INSTRUCTIONS TO FOLLOW
Answer these questions using the passage on gold during recessions:
1. How many officially recognized recessions beginning in 1945 does the table of gold's performance cover?
2. What average total return does the passage give for the Dow during recessions since 1945?
3. In the closing comment, what is gold said to be a hedge against?

Case in point: In the March 2008 Elliott Wave Theorist (republished in his 40-page Gold and Silver eBook), Elliott Wave International President Bob Prechter presents an indisputable case AGAINST the safe-haven status of gold.
The first piece of evidence: The following table showing gold’s performance during the 11 officially recognized recessions beginning in 1945.

Prechter also plotted the Dow Jones Industrial Average into the same period and made this startling discovery: The average total return for the Dow during recessions since 1945 is 6.89%. Taking into account modern transaction costs, the Dow actually beats gold with a 6.87% return.
The most powerful myth-debunking punch of all, though, came via the second chart of gold’s performance — this time during periods of financial growth.

In Prechter’s own words:
“All huge gains in gold have come while the economy was expanding… The idea that gold reliably rises during recessions and depressions is wrong. In fact, like most such passionately accepted lore, it’s backwards.”
Source: EWI






The point of gold is not that it is a hedge against a recession. It is a hedge against inflation.
Your data seems to support this hypothesis.
In the 1970s, gold produced a positive return. Inflation was high.

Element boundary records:
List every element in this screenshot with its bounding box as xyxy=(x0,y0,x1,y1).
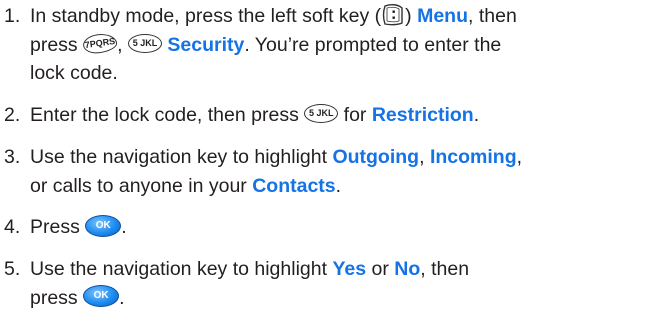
outgoing-keyword: Outgoing xyxy=(332,146,420,168)
step-text: . xyxy=(473,104,480,126)
step-text: In standby mode, press the left soft key… xyxy=(30,5,382,27)
step-2: 2. Enter the lock code, then press 5 JKL … xyxy=(4,101,634,130)
menu-keyword: Menu xyxy=(417,5,469,27)
step-3: 3. Use the navigation key to highlight Ou… xyxy=(4,143,634,200)
step-text: , xyxy=(516,146,523,168)
step-5: 5. Use the navigation key to highlight Ye… xyxy=(4,255,634,312)
step-text: Use the navigation key to highlight xyxy=(30,146,333,168)
incoming-keyword: Incoming xyxy=(429,146,517,168)
step-number: 5. xyxy=(4,258,21,280)
step-number: 3. xyxy=(4,146,21,168)
step-number: 1. xyxy=(4,5,21,27)
no-keyword: No xyxy=(394,258,421,280)
key-5-icon: 5 JKL xyxy=(127,33,162,53)
step-text: Press xyxy=(30,216,86,238)
step-text: , then xyxy=(468,5,517,27)
step-text: . xyxy=(335,174,342,197)
yes-keyword: Yes xyxy=(332,258,367,280)
key-7-icon: 7PQRS xyxy=(81,31,119,56)
step-text: press xyxy=(30,286,84,309)
ok-key-icon: OK xyxy=(83,285,120,308)
step-text: . xyxy=(121,216,127,238)
step-text: , xyxy=(117,33,128,56)
security-keyword: Security xyxy=(167,33,245,56)
step-text: . xyxy=(119,286,125,309)
step-number: 2. xyxy=(4,104,21,126)
step-1: 1. In standby mode, press the left soft k… xyxy=(4,2,634,88)
step-text: or xyxy=(366,258,395,280)
left-soft-key-icon xyxy=(381,3,405,27)
step-text: , xyxy=(419,146,430,168)
ok-key-icon: OK xyxy=(85,214,122,237)
step-4: 4. Press OK. xyxy=(4,213,634,242)
step-text: for xyxy=(338,104,372,126)
restriction-keyword: Restriction xyxy=(371,104,474,126)
instruction-page: 1. In standby mode, press the left soft k… xyxy=(0,0,645,336)
step-number: 4. xyxy=(4,216,21,238)
step-text: , then xyxy=(420,258,470,280)
step-text: press xyxy=(30,33,84,56)
step-text: or calls to anyone in your xyxy=(30,174,253,197)
step-text: . You’re prompted to enter the xyxy=(244,33,502,56)
contacts-keyword: Contacts xyxy=(252,174,336,197)
step-text: Enter the lock code, then press xyxy=(30,104,305,126)
step-text: lock code. xyxy=(30,62,118,84)
step-text: Use the navigation key to highlight xyxy=(30,258,333,280)
key-5-icon: 5 JKL xyxy=(304,104,339,124)
step-text: ) xyxy=(405,5,418,27)
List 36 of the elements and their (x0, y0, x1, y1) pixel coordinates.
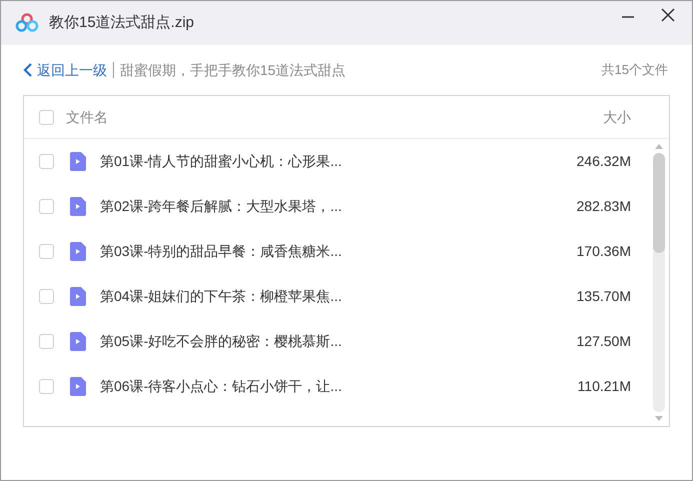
column-header: 文件名 (66, 108, 108, 126)
checkbox[interactable] (39, 289, 54, 304)
scroll-up-arrow-icon[interactable] (654, 143, 664, 149)
file-name[interactable]: 第05课-好吃不会胖的秘密：樱桃慕斯... (100, 331, 342, 352)
video-file-icon (70, 242, 86, 261)
chevron-left-icon (23, 63, 33, 77)
file-name[interactable]: 第04课-姐妹们的下午茶：柳橙苹果焦... (100, 286, 342, 307)
file-name[interactable]: 第06课-待客小点心：钻石小饼干，让... (100, 376, 342, 397)
file-size: 282.83M (576, 197, 631, 216)
back-link[interactable]: 返回上一级 (23, 60, 107, 80)
file-name[interactable]: 第03课-特别的甜品早餐：咸香焦糖米... (100, 241, 342, 262)
file-count: 共15个文件 (602, 61, 668, 80)
checkbox[interactable] (39, 244, 54, 259)
column-header: 大小 (603, 108, 631, 126)
video-file-icon (70, 332, 86, 351)
file-name[interactable]: 第01课-情人节的甜蜜小心机：心形果... (100, 151, 342, 172)
video-file-icon (70, 287, 86, 306)
checkbox[interactable] (39, 110, 54, 124)
cloud-logo-icon (15, 13, 39, 33)
file-size: 246.32M (576, 152, 631, 171)
file-size: 127.50M (576, 332, 631, 351)
window-title: 教你15道法式甜点.zip (49, 12, 194, 33)
video-file-icon (70, 377, 86, 396)
checkbox[interactable] (39, 379, 54, 394)
file-size: 110.21M (578, 377, 631, 396)
file-name[interactable]: 第02课-跨年餐后解腻：大型水果塔，... (100, 196, 342, 217)
close-icon (661, 8, 675, 22)
checkbox[interactable] (39, 334, 54, 349)
video-file-icon (70, 197, 86, 216)
file-size: 170.36M (576, 242, 631, 261)
checkbox[interactable] (39, 199, 54, 214)
scroll-down-arrow-icon[interactable] (654, 416, 664, 422)
video-file-icon (70, 152, 86, 171)
folder-path: 甜蜜假期，手把手教你15道法式甜点 (120, 60, 346, 80)
checkbox[interactable] (39, 154, 54, 169)
file-size: 135.70M (576, 287, 631, 306)
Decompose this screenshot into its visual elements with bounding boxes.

SOLUTION TO THE PROBLEM
1. 11
2. 6.89%
3. Inflation